Compute how many lines in the entries below contain "ディープキス", and output nothing but the number.

******************************

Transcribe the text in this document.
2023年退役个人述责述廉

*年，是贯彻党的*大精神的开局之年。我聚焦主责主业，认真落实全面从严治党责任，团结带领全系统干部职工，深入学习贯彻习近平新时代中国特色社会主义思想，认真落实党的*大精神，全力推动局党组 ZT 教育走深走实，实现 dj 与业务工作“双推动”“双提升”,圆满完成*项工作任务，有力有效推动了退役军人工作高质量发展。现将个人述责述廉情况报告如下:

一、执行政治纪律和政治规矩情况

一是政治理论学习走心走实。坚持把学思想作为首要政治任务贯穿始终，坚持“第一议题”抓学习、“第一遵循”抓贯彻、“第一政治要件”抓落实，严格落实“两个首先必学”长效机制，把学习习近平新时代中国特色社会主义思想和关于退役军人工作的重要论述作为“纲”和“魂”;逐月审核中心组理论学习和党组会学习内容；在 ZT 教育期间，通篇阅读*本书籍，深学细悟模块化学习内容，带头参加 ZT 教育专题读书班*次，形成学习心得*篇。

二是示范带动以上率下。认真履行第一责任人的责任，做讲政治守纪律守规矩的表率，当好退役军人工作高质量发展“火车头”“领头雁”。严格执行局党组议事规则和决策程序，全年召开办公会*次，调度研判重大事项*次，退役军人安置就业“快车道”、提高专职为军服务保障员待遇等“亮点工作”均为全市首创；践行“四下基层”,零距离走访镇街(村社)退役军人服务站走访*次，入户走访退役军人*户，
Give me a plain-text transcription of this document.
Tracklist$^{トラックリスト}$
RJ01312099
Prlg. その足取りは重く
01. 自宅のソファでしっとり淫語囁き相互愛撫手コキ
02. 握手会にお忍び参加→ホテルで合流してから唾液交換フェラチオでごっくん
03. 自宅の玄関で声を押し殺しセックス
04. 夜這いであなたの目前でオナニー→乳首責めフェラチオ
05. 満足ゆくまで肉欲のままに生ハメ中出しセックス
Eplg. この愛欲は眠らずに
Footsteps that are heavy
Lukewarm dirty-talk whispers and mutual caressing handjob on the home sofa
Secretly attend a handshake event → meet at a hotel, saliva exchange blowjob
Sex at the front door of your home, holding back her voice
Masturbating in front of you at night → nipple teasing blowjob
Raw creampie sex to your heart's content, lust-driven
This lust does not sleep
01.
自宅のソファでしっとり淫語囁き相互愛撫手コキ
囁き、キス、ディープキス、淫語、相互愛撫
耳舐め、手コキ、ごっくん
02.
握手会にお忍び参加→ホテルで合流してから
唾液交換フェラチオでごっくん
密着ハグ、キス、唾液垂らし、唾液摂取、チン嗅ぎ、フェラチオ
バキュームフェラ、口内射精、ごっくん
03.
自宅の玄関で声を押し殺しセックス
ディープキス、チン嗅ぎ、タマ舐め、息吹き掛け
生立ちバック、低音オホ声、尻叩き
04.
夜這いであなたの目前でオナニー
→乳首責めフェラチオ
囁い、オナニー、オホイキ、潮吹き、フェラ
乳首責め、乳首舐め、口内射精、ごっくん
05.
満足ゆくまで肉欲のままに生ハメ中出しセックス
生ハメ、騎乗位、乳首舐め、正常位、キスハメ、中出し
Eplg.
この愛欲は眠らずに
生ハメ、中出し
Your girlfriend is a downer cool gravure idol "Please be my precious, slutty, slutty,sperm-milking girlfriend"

******************************

* [The response] 2